Short exercise >>
An exact reproduction of the records is required, with all images left out.

Dataset records >>
==*==

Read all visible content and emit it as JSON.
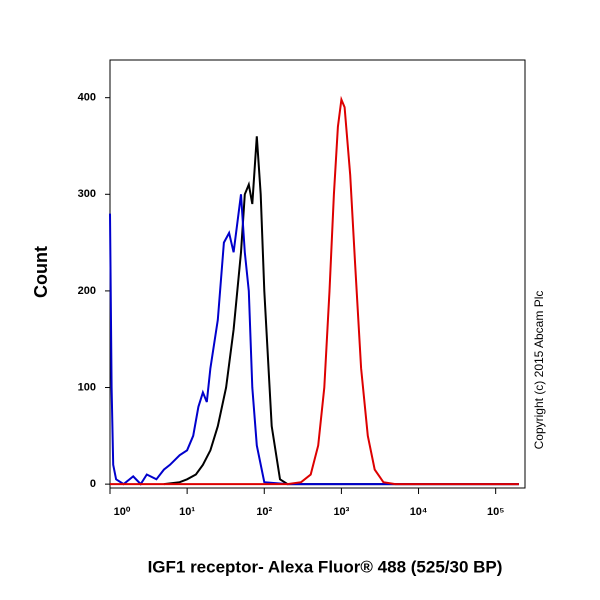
{
  "chart_data": {
    "type": "line",
    "xlabel": "IGF1 receptor- Alexa Fluor® 488 (525/30 BP)",
    "ylabel": "Count",
    "annotation": "Copyright (c) 2015 Abcam Plc",
    "xscale": "log",
    "xlim": [
      1,
      240000
    ],
    "ylim": [
      -4,
      439
    ],
    "xticks": [
      {
        "value": 1,
        "label": "10⁰"
      },
      {
        "value": 10,
        "label": "10¹"
      },
      {
        "value": 100,
        "label": "10²"
      },
      {
        "value": 1000,
        "label": "10³"
      },
      {
        "value": 10000,
        "label": "10⁴"
      },
      {
        "value": 100000,
        "label": "10⁵"
      }
    ],
    "yticks": [
      0,
      100,
      200,
      300,
      400
    ],
    "series": [
      {
        "color": "#000000",
        "x": [
          5,
          8,
          10,
          13,
          16,
          20,
          25,
          32,
          40,
          50,
          56,
          63,
          70,
          80,
          90,
          100,
          125,
          160,
          200,
          300,
          1000,
          10000,
          200000
        ],
        "values": [
          0,
          2,
          5,
          10,
          20,
          35,
          60,
          100,
          160,
          240,
          300,
          310,
          290,
          360,
          300,
          200,
          60,
          5,
          0,
          0,
          0,
          0,
          0
        ]
      },
      {
        "color": "#0000cc",
        "x": [
          1,
          1.05,
          1.1,
          1.2,
          1.5,
          2,
          2.5,
          3,
          4,
          5,
          6,
          8,
          10,
          12,
          14,
          16,
          18,
          20,
          25,
          30,
          35,
          40,
          50,
          56,
          63,
          70,
          80,
          100,
          200,
          1000,
          200000
        ],
        "values": [
          280,
          100,
          20,
          5,
          0,
          8,
          0,
          10,
          5,
          15,
          20,
          30,
          35,
          50,
          80,
          95,
          85,
          120,
          170,
          250,
          260,
          240,
          300,
          240,
          200,
          100,
          40,
          2,
          0,
          0,
          0
        ]
      },
      {
        "color": "#dd0000",
        "x": [
          1,
          200,
          300,
          400,
          500,
          600,
          700,
          800,
          900,
          1000,
          1100,
          1300,
          1500,
          1800,
          2200,
          2700,
          3500,
          5000,
          200000
        ],
        "values": [
          0,
          0,
          2,
          10,
          40,
          100,
          200,
          300,
          370,
          398,
          390,
          320,
          230,
          120,
          50,
          15,
          2,
          0,
          0
        ]
      }
    ]
  }
}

==*==

Solution >>
Read all visible content and emit it as JSON.
{
  "chart_data": {
    "type": "line",
    "xlabel": "IGF1 receptor- Alexa Fluor® 488 (525/30 BP)",
    "ylabel": "Count",
    "annotation": "Copyright (c) 2015 Abcam Plc",
    "xscale": "log",
    "xlim": [
      1,
      240000
    ],
    "ylim": [
      -4,
      439
    ],
    "xticks": [
      {
        "value": 1,
        "label": "10⁰"
      },
      {
        "value": 10,
        "label": "10¹"
      },
      {
        "value": 100,
        "label": "10²"
      },
      {
        "value": 1000,
        "label": "10³"
      },
      {
        "value": 10000,
        "label": "10⁴"
      },
      {
        "value": 100000,
        "label": "10⁵"
      }
    ],
    "yticks": [
      0,
      100,
      200,
      300,
      400
    ],
    "series": [
      {
        "color": "#000000",
        "x": [
          5,
          8,
          10,
          13,
          16,
          20,
          25,
          32,
          40,
          50,
          56,
          63,
          70,
          80,
          90,
          100,
          125,
          160,
          200,
          300,
          1000,
          10000,
          200000
        ],
        "values": [
          0,
          2,
          5,
          10,
          20,
          35,
          60,
          100,
          160,
          240,
          300,
          310,
          290,
          360,
          300,
          200,
          60,
          5,
          0,
          0,
          0,
          0,
          0
        ]
      },
      {
        "color": "#0000cc",
        "x": [
          1,
          1.05,
          1.1,
          1.2,
          1.5,
          2,
          2.5,
          3,
          4,
          5,
          6,
          8,
          10,
          12,
          14,
          16,
          18,
          20,
          25,
          30,
          35,
          40,
          50,
          56,
          63,
          70,
          80,
          100,
          200,
          1000,
          200000
        ],
        "values": [
          280,
          100,
          20,
          5,
          0,
          8,
          0,
          10,
          5,
          15,
          20,
          30,
          35,
          50,
          80,
          95,
          85,
          120,
          170,
          250,
          260,
          240,
          300,
          240,
          200,
          100,
          40,
          2,
          0,
          0,
          0
        ]
      },
      {
        "color": "#dd0000",
        "x": [
          1,
          200,
          300,
          400,
          500,
          600,
          700,
          800,
          900,
          1000,
          1100,
          1300,
          1500,
          1800,
          2200,
          2700,
          3500,
          5000,
          200000
        ],
        "values": [
          0,
          0,
          2,
          10,
          40,
          100,
          200,
          300,
          370,
          398,
          390,
          320,
          230,
          120,
          50,
          15,
          2,
          0,
          0
        ]
      }
    ]
  }
}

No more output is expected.